EXERCISE TEXT
In 1975, Brian Eno and painter Peter Schmidt created Oblique Strategies, a set of postcards with over one hundred “worthwhile dilemmas” meant to be taken as random ideas to be used in times of creative indecision. Among all the postcards, now in their fifth edition, was the following suggestion:
“Honour thy error as a hidden intention”.
Is it possible we can look unto the glitch in the same way?
Don’t worry diogoribeiro, and thanks for the apology, it’s much appreciated. However, is there any chance that you might delete Tacroy’s comment Sir, as people may see the spoiler alert, skip that bit, then go for a looksie at the comments and oh my…some asshole has posted all possible spoilers for Silent Hill 2 just to prove a point. A point he was mistaken about.
Jolly good job there
And Hamish, thanks for that link – I’ll definitely check out his speech
Thank you everyone for the comments
In particular:
@Demon Beaver: True, I had forgotten about that wonderful moment in Arkham Asylum. I even wrote about it in my critique of the game, but it slipped my mind now. I might mention it in a future revision of this article
@JackShandy, The Interpretations of Myself and Hamish: my apologies, it was an oversight. I was going to put up a spoiler alert but forgot about it, since I was on a tight schedule to post this article – it’s been fixed now. My apologies for any inconvenience.
That Silent Hill thing is not household banter, not everyone knows it! Myself included! I’ve been playing that fucking game. Why the hell did you have to even do that? Could you seriously not think of a subtler way of saying that? This sounds melodramatic, but I was enjoying this article and I don’t think I can finish it now.
I’ll say what I was going to anyway, though I’m not sure if it’s already in there: as a game designer, I make a point of looking for the parts of my game system that I didn’t expect to emerge – the things that some would glitches. This is, wonderfully, a growing part of forward-thinking design philosophy. Jon Blow says it best: http://braid-game.com/news/?p=666
Jack: Rosebud was his sled, Vader was his father and Verbal is Keyser. Seriously man, it’s been nearly ten years – the statute of limitations on spoiler alerts has come and gone.
Actually, must nod at JackShandy too here, I was planning to play that. Don’t forget your alerts next time.
Thanks for the Silent Hill 2 Spoiler Alert, dude.
Appreciate that.
First of all, great writeup, I enjoyed it very much!!
I’d like to point you towards Batman Arkham Asylum, and the Scarcrow’s fear gas. At the third encounter, just when the gas begins, there is an intentional graphics/sound glitch for about 5 to 10 seconds that made me jump and scream (thinking my VGA was frying).
Here is a video of this:
http://www.youtube.com/watch?v=x3DyZll5GwA
This is incredible reading, thank you Sir for writing it.

GIVEN RECORDS
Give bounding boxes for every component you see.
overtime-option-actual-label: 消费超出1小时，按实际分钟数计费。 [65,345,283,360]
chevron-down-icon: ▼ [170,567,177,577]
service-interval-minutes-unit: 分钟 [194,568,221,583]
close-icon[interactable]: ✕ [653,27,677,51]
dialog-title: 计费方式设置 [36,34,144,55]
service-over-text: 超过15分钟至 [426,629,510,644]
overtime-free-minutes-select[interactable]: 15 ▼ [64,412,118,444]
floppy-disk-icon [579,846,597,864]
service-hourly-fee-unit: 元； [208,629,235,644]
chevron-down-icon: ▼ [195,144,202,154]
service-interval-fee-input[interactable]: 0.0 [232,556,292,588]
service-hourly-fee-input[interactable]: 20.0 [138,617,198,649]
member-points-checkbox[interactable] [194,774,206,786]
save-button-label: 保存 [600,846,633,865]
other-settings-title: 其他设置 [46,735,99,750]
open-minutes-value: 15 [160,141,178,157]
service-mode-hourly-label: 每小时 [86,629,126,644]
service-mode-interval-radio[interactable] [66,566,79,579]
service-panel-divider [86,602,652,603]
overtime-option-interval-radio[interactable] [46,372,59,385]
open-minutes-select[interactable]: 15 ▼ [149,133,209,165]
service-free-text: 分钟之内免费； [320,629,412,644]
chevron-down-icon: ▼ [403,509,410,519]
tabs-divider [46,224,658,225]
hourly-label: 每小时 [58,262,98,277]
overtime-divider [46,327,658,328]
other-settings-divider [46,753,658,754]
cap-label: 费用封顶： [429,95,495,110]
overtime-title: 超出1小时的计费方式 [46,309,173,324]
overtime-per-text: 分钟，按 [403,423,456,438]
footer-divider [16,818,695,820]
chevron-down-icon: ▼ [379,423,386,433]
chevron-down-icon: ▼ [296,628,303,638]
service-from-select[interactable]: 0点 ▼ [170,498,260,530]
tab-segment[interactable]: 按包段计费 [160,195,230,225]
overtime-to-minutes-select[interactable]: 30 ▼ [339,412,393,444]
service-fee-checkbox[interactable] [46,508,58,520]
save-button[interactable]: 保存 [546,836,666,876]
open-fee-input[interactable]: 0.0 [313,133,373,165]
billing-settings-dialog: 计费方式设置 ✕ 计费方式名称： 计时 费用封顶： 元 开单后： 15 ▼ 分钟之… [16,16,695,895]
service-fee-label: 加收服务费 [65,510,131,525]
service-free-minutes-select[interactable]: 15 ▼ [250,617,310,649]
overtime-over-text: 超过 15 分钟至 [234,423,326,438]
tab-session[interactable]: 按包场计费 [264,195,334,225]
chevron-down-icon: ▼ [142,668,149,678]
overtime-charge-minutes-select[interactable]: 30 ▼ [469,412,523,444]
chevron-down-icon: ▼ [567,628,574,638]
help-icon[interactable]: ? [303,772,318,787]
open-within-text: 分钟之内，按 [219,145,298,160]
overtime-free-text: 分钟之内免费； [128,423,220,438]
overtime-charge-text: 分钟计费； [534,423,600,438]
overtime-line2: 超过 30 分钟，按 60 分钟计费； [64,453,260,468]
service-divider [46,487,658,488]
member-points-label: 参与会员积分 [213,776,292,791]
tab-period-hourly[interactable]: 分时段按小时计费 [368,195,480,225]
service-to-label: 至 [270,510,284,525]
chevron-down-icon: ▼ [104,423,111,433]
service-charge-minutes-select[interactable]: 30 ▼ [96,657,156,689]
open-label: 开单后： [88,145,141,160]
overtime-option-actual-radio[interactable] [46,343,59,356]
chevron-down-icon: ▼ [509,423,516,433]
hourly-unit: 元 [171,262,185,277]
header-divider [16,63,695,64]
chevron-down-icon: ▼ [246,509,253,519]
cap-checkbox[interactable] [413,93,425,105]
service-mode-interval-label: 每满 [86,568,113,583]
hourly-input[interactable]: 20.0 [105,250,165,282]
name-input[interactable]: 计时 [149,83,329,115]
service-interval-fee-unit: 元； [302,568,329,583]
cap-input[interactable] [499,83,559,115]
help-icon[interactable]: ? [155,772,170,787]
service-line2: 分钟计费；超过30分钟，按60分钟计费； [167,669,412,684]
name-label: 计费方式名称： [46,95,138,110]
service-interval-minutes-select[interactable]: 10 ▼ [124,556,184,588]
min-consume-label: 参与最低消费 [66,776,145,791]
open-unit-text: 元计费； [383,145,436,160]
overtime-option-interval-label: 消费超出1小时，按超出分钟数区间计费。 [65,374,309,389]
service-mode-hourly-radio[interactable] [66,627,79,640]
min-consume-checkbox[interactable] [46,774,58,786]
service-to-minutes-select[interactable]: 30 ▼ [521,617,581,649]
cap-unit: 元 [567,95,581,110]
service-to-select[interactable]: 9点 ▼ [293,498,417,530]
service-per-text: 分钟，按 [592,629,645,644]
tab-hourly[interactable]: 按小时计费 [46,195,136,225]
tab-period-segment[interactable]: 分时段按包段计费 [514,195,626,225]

WORK REQUEST 1
In the glitch discussion, in what year did Brian Eno and Peter Schmidt create Oblique Strategies?
WORK REQUEST 2
Repeat everything in the glitch discussion from "Don’t worry diogoribeiro, and" down to "was mistaken about.".

EXPECTED ANSWER 1
1975

EXPECTED ANSWER 2
Don’t worry diogoribeiro, and thanks for the apology, it’s much appreciated. However, is there any chance that you might delete Tacroy’s comment Sir, as people may see the spoiler alert, skip that bit, then go for a looksie at the comments and oh my…some asshole has posted all possible spoilers for Silent Hill 2 just to prove a point. A point he was mistaken about.